Work to complete
Copy each line of the data below with the word "date".

Supplied information
"""

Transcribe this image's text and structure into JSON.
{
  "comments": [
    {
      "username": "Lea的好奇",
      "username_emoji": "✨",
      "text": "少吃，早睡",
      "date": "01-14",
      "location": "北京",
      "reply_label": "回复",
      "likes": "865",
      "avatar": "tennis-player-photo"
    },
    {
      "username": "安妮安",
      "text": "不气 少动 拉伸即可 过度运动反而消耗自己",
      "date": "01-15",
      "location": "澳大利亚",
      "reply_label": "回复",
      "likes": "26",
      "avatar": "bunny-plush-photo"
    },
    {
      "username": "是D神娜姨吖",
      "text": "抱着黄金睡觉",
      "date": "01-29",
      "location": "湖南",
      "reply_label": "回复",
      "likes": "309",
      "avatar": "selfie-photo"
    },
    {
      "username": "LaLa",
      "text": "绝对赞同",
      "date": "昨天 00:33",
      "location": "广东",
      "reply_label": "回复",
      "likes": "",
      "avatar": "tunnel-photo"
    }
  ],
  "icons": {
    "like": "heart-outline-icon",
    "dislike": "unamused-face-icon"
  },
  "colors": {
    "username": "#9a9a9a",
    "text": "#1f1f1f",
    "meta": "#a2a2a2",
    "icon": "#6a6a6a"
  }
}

"""

Exercise answer
      "date": "01-14",
      "date": "01-15",
      "date": "01-29",
      "date": "昨天 00:33",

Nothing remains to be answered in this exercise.